**WHAT THE EXERCISE ASKS:**
The entries below should be given again exactly, minus their pictures.

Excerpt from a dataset
▶

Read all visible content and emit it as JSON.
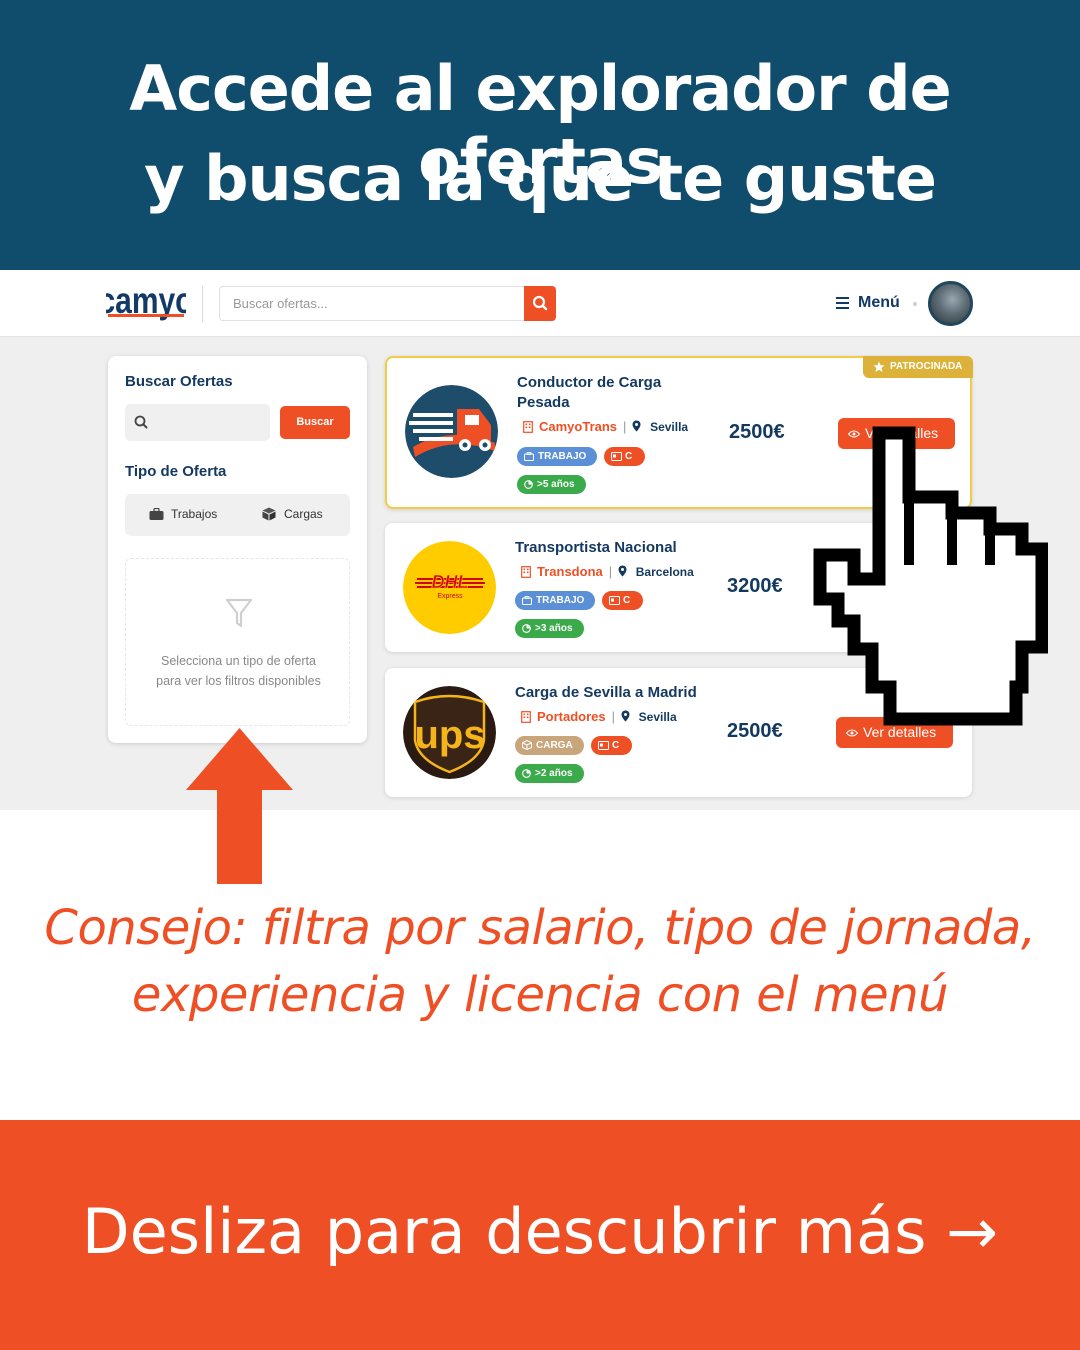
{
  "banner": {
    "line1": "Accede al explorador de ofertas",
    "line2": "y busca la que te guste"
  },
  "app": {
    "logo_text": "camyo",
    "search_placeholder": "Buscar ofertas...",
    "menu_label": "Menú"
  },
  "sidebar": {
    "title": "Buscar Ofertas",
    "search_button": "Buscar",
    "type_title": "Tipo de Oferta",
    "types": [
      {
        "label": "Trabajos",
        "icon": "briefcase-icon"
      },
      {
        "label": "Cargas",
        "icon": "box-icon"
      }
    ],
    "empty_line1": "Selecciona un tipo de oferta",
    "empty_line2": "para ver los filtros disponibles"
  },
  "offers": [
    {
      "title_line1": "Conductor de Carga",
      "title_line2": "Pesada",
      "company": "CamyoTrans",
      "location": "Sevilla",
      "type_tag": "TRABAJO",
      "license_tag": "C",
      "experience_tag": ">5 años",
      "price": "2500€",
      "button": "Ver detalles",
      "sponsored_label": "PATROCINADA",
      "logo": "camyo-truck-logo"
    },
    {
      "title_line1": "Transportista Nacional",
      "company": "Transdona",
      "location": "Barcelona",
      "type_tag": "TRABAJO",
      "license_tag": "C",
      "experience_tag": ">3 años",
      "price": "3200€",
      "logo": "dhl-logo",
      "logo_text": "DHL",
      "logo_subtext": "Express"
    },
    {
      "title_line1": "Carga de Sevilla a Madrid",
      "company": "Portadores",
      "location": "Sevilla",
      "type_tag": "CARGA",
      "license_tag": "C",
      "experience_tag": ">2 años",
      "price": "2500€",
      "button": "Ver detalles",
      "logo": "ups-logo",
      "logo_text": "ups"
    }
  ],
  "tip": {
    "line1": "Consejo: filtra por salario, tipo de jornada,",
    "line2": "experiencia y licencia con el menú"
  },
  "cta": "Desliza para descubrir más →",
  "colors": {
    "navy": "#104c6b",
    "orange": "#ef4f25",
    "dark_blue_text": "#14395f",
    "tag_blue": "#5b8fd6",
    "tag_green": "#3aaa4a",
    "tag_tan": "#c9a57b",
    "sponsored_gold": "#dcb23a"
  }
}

◀

**CORRECT OUTPUT:**
Read all visible content and emit it as JSON.
{
  "banner": {
    "line1": "Accede al explorador de ofertas",
    "line2": "y busca la que te guste"
  },
  "app": {
    "logo_text": "camyo",
    "search_placeholder": "Buscar ofertas...",
    "menu_label": "Menú"
  },
  "sidebar": {
    "title": "Buscar Ofertas",
    "search_button": "Buscar",
    "type_title": "Tipo de Oferta",
    "types": [
      {
        "label": "Trabajos",
        "icon": "briefcase-icon"
      },
      {
        "label": "Cargas",
        "icon": "box-icon"
      }
    ],
    "empty_line1": "Selecciona un tipo de oferta",
    "empty_line2": "para ver los filtros disponibles"
  },
  "offers": [
    {
      "title_line1": "Conductor de Carga",
      "title_line2": "Pesada",
      "company": "CamyoTrans",
      "location": "Sevilla",
      "type_tag": "TRABAJO",
      "license_tag": "C",
      "experience_tag": ">5 años",
      "price": "2500€",
      "button": "Ver detalles",
      "sponsored_label": "PATROCINADA",
      "logo": "camyo-truck-logo"
    },
    {
      "title_line1": "Transportista Nacional",
      "company": "Transdona",
      "location": "Barcelona",
      "type_tag": "TRABAJO",
      "license_tag": "C",
      "experience_tag": ">3 años",
      "price": "3200€",
      "logo": "dhl-logo",
      "logo_text": "DHL",
      "logo_subtext": "Express"
    },
    {
      "title_line1": "Carga de Sevilla a Madrid",
      "company": "Portadores",
      "location": "Sevilla",
      "type_tag": "CARGA",
      "license_tag": "C",
      "experience_tag": ">2 años",
      "price": "2500€",
      "button": "Ver detalles",
      "logo": "ups-logo",
      "logo_text": "ups"
    }
  ],
  "tip": {
    "line1": "Consejo: filtra por salario, tipo de jornada,",
    "line2": "experiencia y licencia con el menú"
  },
  "cta": "Desliza para descubrir más →",
  "colors": {
    "navy": "#104c6b",
    "orange": "#ef4f25",
    "dark_blue_text": "#14395f",
    "tag_blue": "#5b8fd6",
    "tag_green": "#3aaa4a",
    "tag_tan": "#c9a57b",
    "sponsored_gold": "#dcb23a"
  }
}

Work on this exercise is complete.